# WHAT TO WORK ON
Your task is to repeat the entries word for word while leaving out the pictures.

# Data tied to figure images

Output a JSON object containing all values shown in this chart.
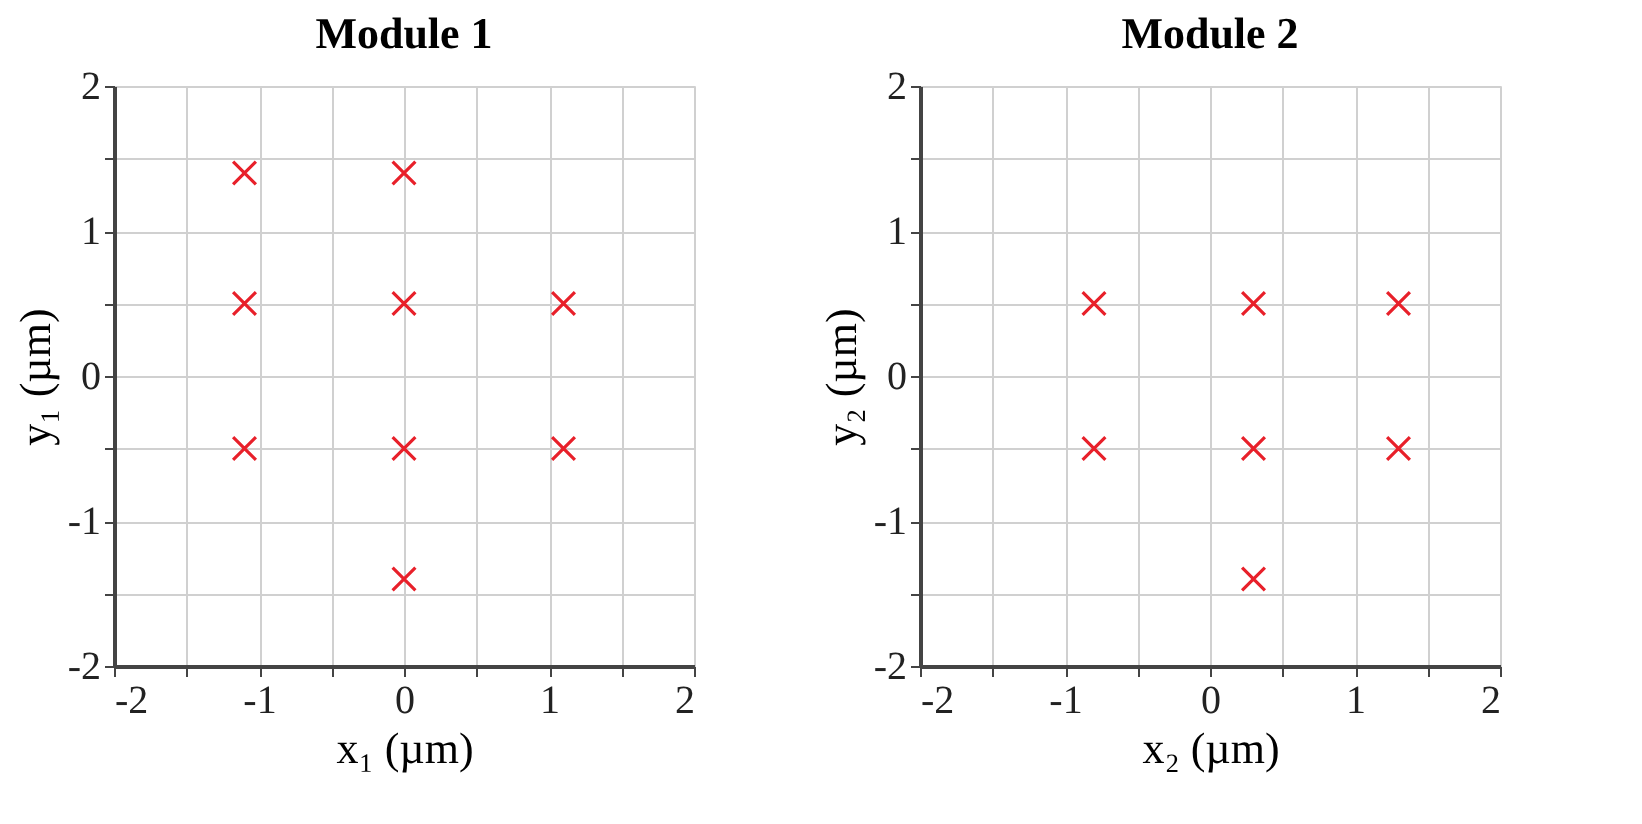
{
  "chart_data": [
    {
      "type": "scatter",
      "title": "Module 1",
      "xlabel": "x₁ (µm)",
      "ylabel": "y₁ (µm)",
      "marker": "cross",
      "grid": true,
      "xlim": [
        -2,
        2
      ],
      "ylim": [
        -2,
        2
      ],
      "xticks": [
        -2,
        {
          "value": -1.5,
          "label": null
        },
        -1,
        {
          "value": -0.5,
          "label": null
        },
        0,
        {
          "value": 0.5,
          "label": null
        },
        1,
        {
          "value": 1.5,
          "label": null
        },
        2
      ],
      "yticks": [
        -2,
        {
          "value": -1.5,
          "label": null
        },
        -1,
        {
          "value": -0.5,
          "label": null
        },
        0,
        {
          "value": 0.5,
          "label": null
        },
        1,
        {
          "value": 1.5,
          "label": null
        },
        2
      ],
      "series": [
        {
          "color": "#e8202a",
          "x": [
            -1.1,
            0,
            -1.1,
            0,
            1.1,
            -1.1,
            0,
            1.1,
            0
          ],
          "values": [
            1.4,
            1.4,
            0.5,
            0.5,
            0.5,
            -0.5,
            -0.5,
            -0.5,
            -1.4
          ]
        }
      ]
    },
    {
      "type": "scatter",
      "title": "Module 2",
      "xlabel": "x₂ (µm)",
      "ylabel": "y₂ (µm)",
      "marker": "cross",
      "grid": true,
      "xlim": [
        -2,
        2
      ],
      "ylim": [
        -2,
        2
      ],
      "xticks": [
        -2,
        {
          "value": -1.5,
          "label": null
        },
        -1,
        {
          "value": -0.5,
          "label": null
        },
        0,
        {
          "value": 0.5,
          "label": null
        },
        1,
        {
          "value": 1.5,
          "label": null
        },
        2
      ],
      "yticks": [
        -2,
        {
          "value": -1.5,
          "label": null
        },
        -1,
        {
          "value": -0.5,
          "label": null
        },
        0,
        {
          "value": 0.5,
          "label": null
        },
        1,
        {
          "value": 1.5,
          "label": null
        },
        2
      ],
      "series": [
        {
          "color": "#e8202a",
          "x": [
            -0.8,
            0.3,
            1.3,
            -0.8,
            0.3,
            1.3,
            0.3
          ],
          "values": [
            0.5,
            0.5,
            0.5,
            -0.5,
            -0.5,
            -0.5,
            -1.4
          ]
        }
      ]
    }
  ]
}
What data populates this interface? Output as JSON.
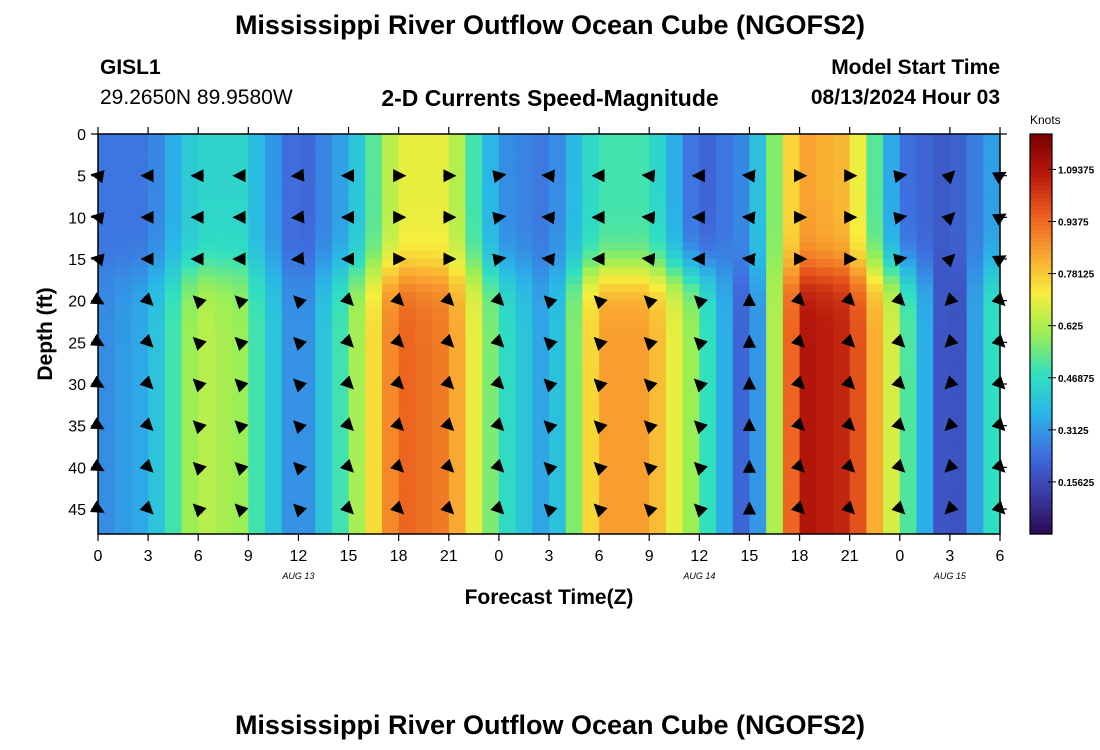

# SOLUTION FOR THIS PROBLEM
Output a JSON object containing all values shown in this chart.
{
  "chart_data": [
    {
      "type": "scatter",
      "title": "Module 1",
      "xlabel": "x₁ (µm)",
      "ylabel": "y₁ (µm)",
      "marker": "cross",
      "grid": true,
      "xlim": [
        -2,
        2
      ],
      "ylim": [
        -2,
        2
      ],
      "xticks": [
        -2,
        {
          "value": -1.5,
          "label": null
        },
        -1,
        {
          "value": -0.5,
          "label": null
        },
        0,
        {
          "value": 0.5,
          "label": null
        },
        1,
        {
          "value": 1.5,
          "label": null
        },
        2
      ],
      "yticks": [
        -2,
        {
          "value": -1.5,
          "label": null
        },
        -1,
        {
          "value": -0.5,
          "label": null
        },
        0,
        {
          "value": 0.5,
          "label": null
        },
        1,
        {
          "value": 1.5,
          "label": null
        },
        2
      ],
      "series": [
        {
          "color": "#e8202a",
          "x": [
            -1.1,
            0,
            -1.1,
            0,
            1.1,
            -1.1,
            0,
            1.1,
            0
          ],
          "values": [
            1.4,
            1.4,
            0.5,
            0.5,
            0.5,
            -0.5,
            -0.5,
            -0.5,
            -1.4
          ]
        }
      ]
    },
    {
      "type": "scatter",
      "title": "Module 2",
      "xlabel": "x₂ (µm)",
      "ylabel": "y₂ (µm)",
      "marker": "cross",
      "grid": true,
      "xlim": [
        -2,
        2
      ],
      "ylim": [
        -2,
        2
      ],
      "xticks": [
        -2,
        {
          "value": -1.5,
          "label": null
        },
        -1,
        {
          "value": -0.5,
          "label": null
        },
        0,
        {
          "value": 0.5,
          "label": null
        },
        1,
        {
          "value": 1.5,
          "label": null
        },
        2
      ],
      "yticks": [
        -2,
        {
          "value": -1.5,
          "label": null
        },
        -1,
        {
          "value": -0.5,
          "label": null
        },
        0,
        {
          "value": 0.5,
          "label": null
        },
        1,
        {
          "value": 1.5,
          "label": null
        },
        2
      ],
      "series": [
        {
          "color": "#e8202a",
          "x": [
            -0.8,
            0.3,
            1.3,
            -0.8,
            0.3,
            1.3,
            0.3
          ],
          "values": [
            0.5,
            0.5,
            0.5,
            -0.5,
            -0.5,
            -0.5,
            -1.4
          ]
        }
      ]
    }
  ]
}
What data populates this interface? Output as JSON.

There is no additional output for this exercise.